Extracted data entries
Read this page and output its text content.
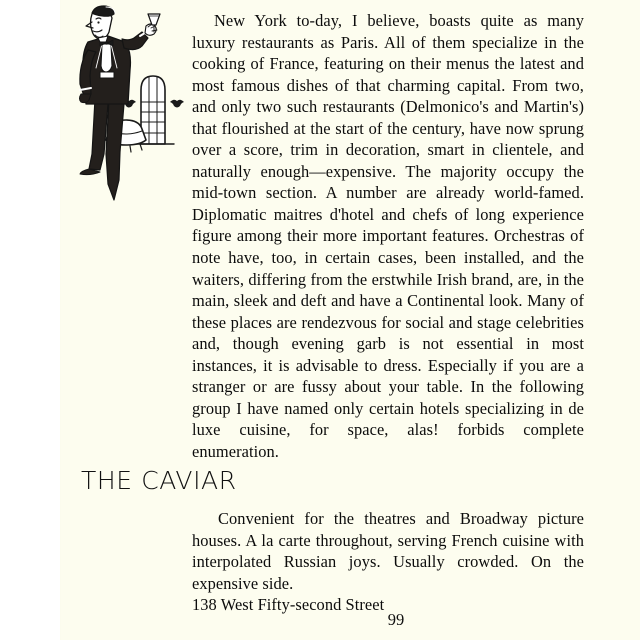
New York to-day, I believe, boasts quite as many luxury restaurants as Paris. All of them specialize in the cooking of France, featuring on their menus the latest and most famous dishes of that charming capital. From two, and only two such restaurants (Delmonico's and Martin's) that flourished at the start of the century, have now sprung over a score, trim in decoration, smart in clientele, and naturally enough—expensive. The majority occupy the mid-town section. A number are already world-famed. Diplomatic maitres d'hotel and chefs of long experience figure among their more important features. Orchestras of note have, too, in certain cases, been installed, and the waiters, differing from the erstwhile Irish brand, are, in the main, sleek and deft and have a Continental look. Many of these places are rendezvous for social and stage celebrities and, though evening garb is not essential in most instances, it is advisable to dress. Especially if you are a stranger or are fussy about your table. In the following group I have named only certain hotels specializing in de luxe cuisine, for space, alas! forbids complete enumeration.

THE CAVIAR

Convenient for the theatres and Broadway picture houses. A la carte throughout, serving French cuisine with interpolated Russian joys. Usually crowded. On the expensive side.

138 West Fifty-second Street

99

▸ **EXERCISE DETAILS**: Set down all the entries exactly as they appear, but skip any pictures.

▸ **REPLY**:
Read this page and output its text content.
New York to-day, I believe, boasts quite as many luxury restaurants as Paris. All of them specialize in the cooking of France, featuring on their menus the latest and most famous dishes of that charming capital. From two, and only two such restaurants (Delmonico's and Martin's) that flourished at the start of the century, have now sprung over a score, trim in decoration, smart in clientele, and naturally enough—expensive. The majority occupy the mid-town section. A number are already world-famed. Diplomatic maitres d'hotel and chefs of long experience figure among their more important features. Orchestras of note have, too, in certain cases, been installed, and the waiters, differing from the erstwhile Irish brand, are, in the main, sleek and deft and have a Continental look. Many of these places are rendezvous for social and stage celebrities and, though evening garb is not essential in most instances, it is advisable to dress. Especially if you are a stranger or are fussy about your table. In the following group I have named only certain hotels specializing in de luxe cuisine, for space, alas! forbids complete enumeration.

THE CAVIAR

Convenient for the theatres and Broadway picture houses. A la carte throughout, serving French cuisine with interpolated Russian joys. Usually crowded. On the expensive side.

138 West Fifty-second Street

99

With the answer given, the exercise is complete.